== AIM ==
Could you write out every entry exactly as it stands?

== MATERIAL FOR THIS TASK ==
##########
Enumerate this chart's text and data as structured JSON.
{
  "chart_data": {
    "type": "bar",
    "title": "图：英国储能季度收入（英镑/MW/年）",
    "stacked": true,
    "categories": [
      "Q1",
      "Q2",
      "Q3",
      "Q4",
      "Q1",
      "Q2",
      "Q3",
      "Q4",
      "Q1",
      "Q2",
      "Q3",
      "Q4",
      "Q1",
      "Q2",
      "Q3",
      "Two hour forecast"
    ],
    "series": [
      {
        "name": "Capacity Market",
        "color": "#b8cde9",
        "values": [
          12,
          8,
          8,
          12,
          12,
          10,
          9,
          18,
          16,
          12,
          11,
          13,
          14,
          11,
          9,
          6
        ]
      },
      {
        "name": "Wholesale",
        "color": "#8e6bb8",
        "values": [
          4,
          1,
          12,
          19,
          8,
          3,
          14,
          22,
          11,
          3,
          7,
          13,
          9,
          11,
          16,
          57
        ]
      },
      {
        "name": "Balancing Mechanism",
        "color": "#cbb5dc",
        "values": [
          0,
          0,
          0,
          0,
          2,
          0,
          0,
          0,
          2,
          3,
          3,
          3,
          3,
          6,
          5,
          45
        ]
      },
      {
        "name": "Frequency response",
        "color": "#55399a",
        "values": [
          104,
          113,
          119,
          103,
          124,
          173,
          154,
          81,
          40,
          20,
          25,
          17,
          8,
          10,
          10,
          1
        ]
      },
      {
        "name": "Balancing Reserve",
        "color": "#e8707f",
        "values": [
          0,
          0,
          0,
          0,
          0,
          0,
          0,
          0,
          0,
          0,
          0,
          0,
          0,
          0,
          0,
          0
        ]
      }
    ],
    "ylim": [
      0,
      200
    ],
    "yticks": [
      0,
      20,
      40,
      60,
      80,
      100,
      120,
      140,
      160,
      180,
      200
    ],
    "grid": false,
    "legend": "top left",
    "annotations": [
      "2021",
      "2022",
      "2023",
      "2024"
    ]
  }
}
##########
== ANSWER TO THE TASK ==
Enumerate this chart's text and data as structured JSON.
{
  "chart_data": {
    "type": "bar",
    "title": "图：英国储能季度收入（英镑/MW/年）",
    "stacked": true,
    "categories": [
      "Q1",
      "Q2",
      "Q3",
      "Q4",
      "Q1",
      "Q2",
      "Q3",
      "Q4",
      "Q1",
      "Q2",
      "Q3",
      "Q4",
      "Q1",
      "Q2",
      "Q3",
      "Two hour forecast"
    ],
    "series": [
      {
        "name": "Capacity Market",
        "color": "#b8cde9",
        "values": [
          12,
          8,
          8,
          12,
          12,
          10,
          9,
          18,
          16,
          12,
          11,
          13,
          14,
          11,
          9,
          6
        ]
      },
      {
        "name": "Wholesale",
        "color": "#8e6bb8",
        "values": [
          4,
          1,
          12,
          19,
          8,
          3,
          14,
          22,
          11,
          3,
          7,
          13,
          9,
          11,
          16,
          57
        ]
      },
      {
        "name": "Balancing Mechanism",
        "color": "#cbb5dc",
        "values": [
          0,
          0,
          0,
          0,
          2,
          0,
          0,
          0,
          2,
          3,
          3,
          3,
          3,
          6,
          5,
          45
        ]
      },
      {
        "name": "Frequency response",
        "color": "#55399a",
        "values": [
          104,
          113,
          119,
          103,
          124,
          173,
          154,
          81,
          40,
          20,
          25,
          17,
          8,
          10,
          10,
          1
        ]
      },
      {
        "name": "Balancing Reserve",
        "color": "#e8707f",
        "values": [
          0,
          0,
          0,
          0,
          0,
          0,
          0,
          0,
          0,
          0,
          0,
          0,
          0,
          0,
          0,
          0
        ]
      }
    ],
    "ylim": [
      0,
      200
    ],
    "yticks": [
      0,
      20,
      40,
      60,
      80,
      100,
      120,
      140,
      160,
      180,
      200
    ],
    "grid": false,
    "legend": "top left",
    "annotations": [
      "2021",
      "2022",
      "2023",
      "2024"
    ]
  }
}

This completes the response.